__SHORT EXERCISE__
Count how many lines of the material below contain the string "elements". Give only the number.

(Extracted data entries)
************
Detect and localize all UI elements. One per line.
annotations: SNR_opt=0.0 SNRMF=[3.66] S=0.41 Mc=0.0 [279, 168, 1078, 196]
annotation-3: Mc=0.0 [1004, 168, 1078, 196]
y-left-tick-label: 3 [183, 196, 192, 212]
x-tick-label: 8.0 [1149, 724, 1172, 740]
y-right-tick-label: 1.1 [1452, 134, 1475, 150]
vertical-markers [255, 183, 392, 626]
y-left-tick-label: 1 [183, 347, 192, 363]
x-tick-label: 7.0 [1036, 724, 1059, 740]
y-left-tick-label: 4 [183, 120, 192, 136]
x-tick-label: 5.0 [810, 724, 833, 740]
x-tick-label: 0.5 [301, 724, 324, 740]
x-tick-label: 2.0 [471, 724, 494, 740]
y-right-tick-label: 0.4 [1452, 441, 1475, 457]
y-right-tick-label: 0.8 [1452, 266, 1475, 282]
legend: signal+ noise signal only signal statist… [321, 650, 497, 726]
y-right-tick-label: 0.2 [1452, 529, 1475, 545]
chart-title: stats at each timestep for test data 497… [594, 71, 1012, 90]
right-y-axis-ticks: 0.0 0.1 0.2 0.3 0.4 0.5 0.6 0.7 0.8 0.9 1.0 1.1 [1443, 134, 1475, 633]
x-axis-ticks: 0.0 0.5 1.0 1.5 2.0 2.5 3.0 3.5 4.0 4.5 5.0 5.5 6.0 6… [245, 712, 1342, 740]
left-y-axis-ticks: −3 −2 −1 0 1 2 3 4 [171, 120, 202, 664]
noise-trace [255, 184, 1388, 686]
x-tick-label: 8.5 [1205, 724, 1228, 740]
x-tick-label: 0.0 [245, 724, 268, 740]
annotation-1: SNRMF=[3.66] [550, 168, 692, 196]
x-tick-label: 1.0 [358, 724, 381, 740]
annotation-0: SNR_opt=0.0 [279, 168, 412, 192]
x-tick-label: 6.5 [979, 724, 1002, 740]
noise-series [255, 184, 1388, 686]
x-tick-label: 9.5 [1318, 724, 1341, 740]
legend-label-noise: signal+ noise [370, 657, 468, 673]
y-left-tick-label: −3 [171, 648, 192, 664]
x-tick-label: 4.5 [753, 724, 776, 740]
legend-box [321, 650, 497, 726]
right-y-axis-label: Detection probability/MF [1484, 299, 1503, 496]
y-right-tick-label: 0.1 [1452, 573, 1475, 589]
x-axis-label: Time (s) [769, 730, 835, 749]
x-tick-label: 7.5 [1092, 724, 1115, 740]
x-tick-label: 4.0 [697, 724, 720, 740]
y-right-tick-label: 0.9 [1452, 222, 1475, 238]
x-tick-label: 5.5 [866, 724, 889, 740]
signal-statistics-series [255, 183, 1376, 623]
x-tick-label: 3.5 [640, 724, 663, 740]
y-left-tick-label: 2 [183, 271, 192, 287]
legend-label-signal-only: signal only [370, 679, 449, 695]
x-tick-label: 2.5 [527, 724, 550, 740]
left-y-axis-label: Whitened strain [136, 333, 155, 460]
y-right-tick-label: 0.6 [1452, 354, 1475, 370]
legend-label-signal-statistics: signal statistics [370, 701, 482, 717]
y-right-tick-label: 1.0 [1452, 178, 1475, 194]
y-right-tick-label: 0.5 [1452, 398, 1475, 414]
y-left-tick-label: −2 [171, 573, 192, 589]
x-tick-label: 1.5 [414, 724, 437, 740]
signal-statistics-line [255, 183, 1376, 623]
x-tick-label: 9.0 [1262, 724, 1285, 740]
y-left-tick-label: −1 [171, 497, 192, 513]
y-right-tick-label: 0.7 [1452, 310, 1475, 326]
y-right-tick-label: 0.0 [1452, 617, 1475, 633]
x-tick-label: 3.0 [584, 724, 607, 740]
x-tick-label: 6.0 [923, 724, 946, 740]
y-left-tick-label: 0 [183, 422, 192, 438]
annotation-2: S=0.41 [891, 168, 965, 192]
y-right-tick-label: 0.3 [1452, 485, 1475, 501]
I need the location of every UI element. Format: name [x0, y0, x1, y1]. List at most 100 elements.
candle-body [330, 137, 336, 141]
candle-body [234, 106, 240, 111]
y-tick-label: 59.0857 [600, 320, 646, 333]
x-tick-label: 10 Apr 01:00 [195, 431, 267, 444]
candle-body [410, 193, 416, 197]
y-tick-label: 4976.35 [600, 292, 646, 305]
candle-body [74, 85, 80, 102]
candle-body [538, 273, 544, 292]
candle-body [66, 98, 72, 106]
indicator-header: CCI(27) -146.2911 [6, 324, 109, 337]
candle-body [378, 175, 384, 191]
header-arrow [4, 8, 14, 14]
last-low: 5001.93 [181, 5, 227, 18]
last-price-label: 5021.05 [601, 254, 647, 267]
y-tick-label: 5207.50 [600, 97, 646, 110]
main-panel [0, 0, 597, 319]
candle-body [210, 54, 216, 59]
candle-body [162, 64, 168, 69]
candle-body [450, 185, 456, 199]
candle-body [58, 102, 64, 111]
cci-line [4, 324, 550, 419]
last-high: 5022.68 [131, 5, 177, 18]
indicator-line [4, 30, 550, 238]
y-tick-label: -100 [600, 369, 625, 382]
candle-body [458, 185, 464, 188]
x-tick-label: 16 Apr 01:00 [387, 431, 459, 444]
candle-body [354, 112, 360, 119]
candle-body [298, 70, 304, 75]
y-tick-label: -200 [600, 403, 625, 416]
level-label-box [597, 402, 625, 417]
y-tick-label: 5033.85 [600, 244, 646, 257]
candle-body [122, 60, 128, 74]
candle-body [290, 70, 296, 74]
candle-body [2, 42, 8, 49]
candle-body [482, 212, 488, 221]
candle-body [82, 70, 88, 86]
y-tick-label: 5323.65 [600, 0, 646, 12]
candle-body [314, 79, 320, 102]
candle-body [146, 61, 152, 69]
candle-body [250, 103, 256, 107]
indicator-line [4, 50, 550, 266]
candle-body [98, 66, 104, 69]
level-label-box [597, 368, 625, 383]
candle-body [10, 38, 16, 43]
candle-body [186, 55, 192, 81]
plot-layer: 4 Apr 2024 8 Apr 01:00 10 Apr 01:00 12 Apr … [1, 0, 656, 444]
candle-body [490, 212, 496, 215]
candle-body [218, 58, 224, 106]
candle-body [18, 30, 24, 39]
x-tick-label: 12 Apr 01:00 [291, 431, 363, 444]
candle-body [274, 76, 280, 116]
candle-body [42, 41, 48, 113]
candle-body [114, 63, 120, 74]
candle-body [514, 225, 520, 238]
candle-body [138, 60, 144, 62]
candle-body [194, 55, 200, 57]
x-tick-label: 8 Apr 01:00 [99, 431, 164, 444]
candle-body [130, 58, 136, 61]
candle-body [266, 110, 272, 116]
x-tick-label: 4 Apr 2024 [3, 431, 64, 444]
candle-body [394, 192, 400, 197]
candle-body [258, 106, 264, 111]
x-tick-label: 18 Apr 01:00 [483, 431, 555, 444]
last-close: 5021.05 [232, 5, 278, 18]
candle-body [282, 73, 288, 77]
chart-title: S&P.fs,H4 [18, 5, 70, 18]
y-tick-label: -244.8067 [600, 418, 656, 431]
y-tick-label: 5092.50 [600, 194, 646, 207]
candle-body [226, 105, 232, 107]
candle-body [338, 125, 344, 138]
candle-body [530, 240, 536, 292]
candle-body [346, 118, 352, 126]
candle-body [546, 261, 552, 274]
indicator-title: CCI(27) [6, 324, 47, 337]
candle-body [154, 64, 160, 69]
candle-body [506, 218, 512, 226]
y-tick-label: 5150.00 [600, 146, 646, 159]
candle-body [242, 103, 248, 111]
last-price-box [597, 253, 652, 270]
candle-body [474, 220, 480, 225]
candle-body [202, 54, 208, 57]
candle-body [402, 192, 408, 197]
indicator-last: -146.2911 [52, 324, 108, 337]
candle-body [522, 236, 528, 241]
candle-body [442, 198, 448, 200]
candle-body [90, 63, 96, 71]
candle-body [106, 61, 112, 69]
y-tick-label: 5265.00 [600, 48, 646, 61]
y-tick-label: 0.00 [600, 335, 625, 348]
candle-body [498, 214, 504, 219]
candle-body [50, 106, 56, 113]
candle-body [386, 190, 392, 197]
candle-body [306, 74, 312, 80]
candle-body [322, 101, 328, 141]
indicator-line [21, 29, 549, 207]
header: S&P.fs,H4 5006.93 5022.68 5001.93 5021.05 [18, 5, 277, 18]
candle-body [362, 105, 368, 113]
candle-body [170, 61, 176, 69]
************
__EXPECTED OUTPUT__
2